**STATED GOAL:**
Identify all lines of the data containing the string "homodimer" and copy them.
>> start DATASET EXCERPTS
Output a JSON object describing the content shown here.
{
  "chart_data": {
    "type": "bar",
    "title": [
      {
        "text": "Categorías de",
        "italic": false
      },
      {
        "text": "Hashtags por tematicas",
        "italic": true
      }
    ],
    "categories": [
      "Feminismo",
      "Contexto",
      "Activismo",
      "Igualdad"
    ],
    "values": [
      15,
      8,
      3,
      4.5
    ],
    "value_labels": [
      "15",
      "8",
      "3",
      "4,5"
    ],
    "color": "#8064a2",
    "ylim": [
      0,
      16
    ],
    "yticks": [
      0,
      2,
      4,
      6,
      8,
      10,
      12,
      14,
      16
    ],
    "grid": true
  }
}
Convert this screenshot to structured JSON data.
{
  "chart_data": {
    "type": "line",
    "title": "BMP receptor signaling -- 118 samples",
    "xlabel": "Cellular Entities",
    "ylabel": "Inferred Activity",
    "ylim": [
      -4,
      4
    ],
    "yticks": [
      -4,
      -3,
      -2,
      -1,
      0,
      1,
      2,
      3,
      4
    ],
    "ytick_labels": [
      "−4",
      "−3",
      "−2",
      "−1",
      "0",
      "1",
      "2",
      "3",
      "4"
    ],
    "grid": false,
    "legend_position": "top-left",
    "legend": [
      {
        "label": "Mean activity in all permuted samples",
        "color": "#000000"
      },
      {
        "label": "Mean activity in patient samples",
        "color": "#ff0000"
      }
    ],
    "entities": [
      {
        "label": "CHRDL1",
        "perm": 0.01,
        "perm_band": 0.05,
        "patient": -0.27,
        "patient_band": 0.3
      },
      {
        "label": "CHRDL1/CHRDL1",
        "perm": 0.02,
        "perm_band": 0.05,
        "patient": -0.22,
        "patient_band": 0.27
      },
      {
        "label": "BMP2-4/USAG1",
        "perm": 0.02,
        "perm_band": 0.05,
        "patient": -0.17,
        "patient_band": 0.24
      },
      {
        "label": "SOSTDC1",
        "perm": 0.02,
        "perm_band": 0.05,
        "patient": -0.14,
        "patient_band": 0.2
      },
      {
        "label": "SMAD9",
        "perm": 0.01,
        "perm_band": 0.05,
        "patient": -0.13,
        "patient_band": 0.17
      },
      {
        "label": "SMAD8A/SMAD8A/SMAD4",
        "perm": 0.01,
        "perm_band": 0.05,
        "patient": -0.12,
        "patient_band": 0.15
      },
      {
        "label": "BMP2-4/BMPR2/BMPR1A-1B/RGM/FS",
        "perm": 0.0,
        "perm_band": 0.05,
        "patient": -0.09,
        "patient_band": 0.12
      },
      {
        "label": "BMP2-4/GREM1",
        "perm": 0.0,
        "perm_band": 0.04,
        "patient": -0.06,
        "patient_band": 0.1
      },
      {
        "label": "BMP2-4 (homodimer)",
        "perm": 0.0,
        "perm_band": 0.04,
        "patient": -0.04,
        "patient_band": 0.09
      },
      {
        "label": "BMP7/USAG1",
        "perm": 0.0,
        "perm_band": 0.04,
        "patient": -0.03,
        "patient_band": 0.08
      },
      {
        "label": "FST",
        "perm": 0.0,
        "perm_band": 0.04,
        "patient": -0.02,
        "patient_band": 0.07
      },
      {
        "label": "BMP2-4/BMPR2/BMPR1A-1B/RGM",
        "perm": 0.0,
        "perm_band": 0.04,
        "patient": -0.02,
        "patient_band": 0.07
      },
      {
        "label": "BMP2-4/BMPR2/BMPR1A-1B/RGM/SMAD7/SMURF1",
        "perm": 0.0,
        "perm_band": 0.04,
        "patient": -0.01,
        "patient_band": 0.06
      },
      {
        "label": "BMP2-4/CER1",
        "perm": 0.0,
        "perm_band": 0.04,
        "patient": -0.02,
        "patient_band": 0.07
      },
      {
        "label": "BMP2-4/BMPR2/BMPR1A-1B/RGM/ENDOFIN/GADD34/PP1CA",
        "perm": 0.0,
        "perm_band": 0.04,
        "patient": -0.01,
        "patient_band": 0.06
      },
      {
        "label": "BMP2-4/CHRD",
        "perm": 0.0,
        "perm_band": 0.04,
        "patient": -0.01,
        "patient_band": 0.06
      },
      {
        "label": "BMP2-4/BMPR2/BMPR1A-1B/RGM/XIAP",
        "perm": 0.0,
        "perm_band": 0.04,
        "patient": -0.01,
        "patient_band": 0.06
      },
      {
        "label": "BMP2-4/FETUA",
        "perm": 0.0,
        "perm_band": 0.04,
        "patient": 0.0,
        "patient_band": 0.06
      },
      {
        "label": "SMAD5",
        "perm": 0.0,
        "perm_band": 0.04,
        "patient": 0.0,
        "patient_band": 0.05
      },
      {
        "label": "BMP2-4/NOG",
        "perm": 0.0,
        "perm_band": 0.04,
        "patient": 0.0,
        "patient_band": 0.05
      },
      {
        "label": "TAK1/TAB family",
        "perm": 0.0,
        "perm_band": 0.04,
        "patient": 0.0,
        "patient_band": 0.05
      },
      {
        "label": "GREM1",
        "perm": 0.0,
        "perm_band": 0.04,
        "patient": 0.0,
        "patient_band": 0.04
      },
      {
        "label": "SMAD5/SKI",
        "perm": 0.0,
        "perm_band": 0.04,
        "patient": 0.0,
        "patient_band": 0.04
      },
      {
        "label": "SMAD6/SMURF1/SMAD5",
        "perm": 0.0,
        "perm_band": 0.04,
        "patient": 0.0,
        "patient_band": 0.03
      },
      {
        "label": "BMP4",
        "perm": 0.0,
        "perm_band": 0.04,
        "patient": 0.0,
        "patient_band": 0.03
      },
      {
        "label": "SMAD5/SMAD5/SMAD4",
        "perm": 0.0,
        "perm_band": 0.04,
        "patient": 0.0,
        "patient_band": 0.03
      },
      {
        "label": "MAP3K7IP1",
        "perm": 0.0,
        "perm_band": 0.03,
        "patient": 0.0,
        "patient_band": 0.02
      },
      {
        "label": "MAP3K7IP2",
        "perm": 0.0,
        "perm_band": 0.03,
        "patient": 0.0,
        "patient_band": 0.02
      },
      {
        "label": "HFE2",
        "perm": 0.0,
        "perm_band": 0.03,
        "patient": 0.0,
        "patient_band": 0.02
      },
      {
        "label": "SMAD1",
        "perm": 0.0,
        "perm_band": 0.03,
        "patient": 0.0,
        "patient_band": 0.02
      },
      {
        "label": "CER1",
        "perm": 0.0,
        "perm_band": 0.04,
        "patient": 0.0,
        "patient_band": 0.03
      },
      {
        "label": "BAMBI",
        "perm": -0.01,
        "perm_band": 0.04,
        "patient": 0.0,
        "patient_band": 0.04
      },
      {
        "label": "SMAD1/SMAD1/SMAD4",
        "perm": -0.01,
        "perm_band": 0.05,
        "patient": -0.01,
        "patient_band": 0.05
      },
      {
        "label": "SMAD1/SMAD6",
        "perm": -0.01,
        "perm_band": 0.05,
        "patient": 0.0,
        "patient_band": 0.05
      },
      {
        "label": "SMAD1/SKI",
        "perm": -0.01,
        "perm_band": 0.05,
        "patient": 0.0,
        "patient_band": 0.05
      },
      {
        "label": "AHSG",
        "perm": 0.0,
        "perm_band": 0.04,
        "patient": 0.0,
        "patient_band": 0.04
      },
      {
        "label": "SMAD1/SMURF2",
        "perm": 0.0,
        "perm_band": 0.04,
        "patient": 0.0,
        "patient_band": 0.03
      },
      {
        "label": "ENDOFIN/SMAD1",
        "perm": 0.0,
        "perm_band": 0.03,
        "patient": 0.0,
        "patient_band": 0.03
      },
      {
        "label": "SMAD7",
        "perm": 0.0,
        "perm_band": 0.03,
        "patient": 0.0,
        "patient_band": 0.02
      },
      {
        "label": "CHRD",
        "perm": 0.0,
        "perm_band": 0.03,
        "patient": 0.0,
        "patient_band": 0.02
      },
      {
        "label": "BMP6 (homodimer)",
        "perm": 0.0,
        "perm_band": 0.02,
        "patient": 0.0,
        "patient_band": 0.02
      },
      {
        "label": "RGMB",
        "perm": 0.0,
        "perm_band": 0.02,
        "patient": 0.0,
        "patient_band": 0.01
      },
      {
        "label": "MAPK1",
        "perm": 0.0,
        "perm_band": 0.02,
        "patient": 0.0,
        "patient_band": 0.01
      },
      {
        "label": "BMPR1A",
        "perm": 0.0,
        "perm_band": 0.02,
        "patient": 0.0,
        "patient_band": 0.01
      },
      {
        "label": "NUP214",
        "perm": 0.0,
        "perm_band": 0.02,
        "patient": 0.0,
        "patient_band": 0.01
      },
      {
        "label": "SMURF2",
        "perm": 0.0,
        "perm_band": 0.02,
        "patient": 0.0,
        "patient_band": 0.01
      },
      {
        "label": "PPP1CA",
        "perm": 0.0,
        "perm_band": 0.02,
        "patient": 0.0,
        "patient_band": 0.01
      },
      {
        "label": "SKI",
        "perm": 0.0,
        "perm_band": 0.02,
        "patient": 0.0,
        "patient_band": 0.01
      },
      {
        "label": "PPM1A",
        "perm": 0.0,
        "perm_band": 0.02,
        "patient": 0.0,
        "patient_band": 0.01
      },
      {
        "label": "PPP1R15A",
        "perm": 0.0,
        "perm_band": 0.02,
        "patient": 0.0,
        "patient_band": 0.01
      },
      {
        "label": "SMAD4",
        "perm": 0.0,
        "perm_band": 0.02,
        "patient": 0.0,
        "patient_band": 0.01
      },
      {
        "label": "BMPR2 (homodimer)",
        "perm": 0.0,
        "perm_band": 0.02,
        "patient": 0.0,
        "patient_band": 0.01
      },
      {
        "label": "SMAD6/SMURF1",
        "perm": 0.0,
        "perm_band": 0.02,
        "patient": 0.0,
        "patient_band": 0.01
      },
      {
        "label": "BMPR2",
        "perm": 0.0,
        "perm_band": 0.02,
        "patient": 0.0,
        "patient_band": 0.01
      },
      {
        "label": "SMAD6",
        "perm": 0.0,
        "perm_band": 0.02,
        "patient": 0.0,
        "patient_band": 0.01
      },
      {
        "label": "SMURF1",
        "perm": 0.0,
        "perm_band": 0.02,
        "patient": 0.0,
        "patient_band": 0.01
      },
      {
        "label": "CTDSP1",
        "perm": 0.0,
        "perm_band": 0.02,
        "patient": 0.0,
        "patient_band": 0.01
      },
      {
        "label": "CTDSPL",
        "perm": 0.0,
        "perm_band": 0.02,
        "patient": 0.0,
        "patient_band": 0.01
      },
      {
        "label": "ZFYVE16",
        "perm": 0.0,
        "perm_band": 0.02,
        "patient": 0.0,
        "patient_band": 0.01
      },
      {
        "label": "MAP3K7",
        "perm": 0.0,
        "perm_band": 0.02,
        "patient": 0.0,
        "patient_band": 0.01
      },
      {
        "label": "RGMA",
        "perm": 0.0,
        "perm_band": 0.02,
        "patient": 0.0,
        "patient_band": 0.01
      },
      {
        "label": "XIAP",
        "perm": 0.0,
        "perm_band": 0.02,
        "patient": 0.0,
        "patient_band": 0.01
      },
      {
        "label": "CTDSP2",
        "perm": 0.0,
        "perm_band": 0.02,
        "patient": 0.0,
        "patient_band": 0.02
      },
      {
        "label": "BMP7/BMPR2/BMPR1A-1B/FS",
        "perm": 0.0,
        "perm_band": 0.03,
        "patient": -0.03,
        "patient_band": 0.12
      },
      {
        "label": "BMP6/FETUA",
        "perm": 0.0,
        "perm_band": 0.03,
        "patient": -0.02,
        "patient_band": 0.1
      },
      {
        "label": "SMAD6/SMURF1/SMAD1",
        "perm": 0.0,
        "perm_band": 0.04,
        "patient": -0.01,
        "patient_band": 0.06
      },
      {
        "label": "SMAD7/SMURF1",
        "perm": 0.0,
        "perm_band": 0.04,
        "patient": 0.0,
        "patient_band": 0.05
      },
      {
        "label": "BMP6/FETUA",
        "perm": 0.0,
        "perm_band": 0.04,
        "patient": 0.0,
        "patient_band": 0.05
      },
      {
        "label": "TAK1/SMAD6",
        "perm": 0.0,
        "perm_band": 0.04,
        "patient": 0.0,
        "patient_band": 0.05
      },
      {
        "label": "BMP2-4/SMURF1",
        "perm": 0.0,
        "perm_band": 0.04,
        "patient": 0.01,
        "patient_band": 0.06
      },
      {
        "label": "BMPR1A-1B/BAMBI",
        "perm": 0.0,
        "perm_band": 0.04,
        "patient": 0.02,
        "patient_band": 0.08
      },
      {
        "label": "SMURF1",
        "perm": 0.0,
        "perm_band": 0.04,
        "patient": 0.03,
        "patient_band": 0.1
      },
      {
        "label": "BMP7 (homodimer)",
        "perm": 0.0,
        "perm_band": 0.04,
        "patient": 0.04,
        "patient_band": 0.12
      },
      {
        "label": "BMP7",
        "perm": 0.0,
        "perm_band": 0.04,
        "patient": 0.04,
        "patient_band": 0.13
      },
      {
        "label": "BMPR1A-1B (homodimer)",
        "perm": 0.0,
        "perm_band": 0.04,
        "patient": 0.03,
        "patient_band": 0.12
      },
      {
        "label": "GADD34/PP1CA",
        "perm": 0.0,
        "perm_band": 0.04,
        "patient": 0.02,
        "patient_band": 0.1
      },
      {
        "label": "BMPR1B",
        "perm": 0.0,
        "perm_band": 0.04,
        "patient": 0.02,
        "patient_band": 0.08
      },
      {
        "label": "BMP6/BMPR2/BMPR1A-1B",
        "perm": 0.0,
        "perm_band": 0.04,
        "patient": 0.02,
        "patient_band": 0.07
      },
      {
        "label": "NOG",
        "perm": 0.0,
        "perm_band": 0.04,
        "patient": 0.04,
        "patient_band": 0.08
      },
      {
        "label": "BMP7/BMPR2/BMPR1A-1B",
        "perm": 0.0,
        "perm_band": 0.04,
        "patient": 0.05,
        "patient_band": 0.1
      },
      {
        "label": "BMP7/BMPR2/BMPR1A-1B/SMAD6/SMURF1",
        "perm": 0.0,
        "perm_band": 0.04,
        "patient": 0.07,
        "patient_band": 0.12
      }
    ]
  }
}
>> end DATASET EXCERPTS
**EXERCISE SOLUTION:**
        "label": "BMP2-4 (homodimer)",
        "label": "BMP6 (homodimer)",
        "label": "BMPR2 (homodimer)",
        "label": "BMP7 (homodimer)",
        "label": "BMPR1A-1B (homodimer)",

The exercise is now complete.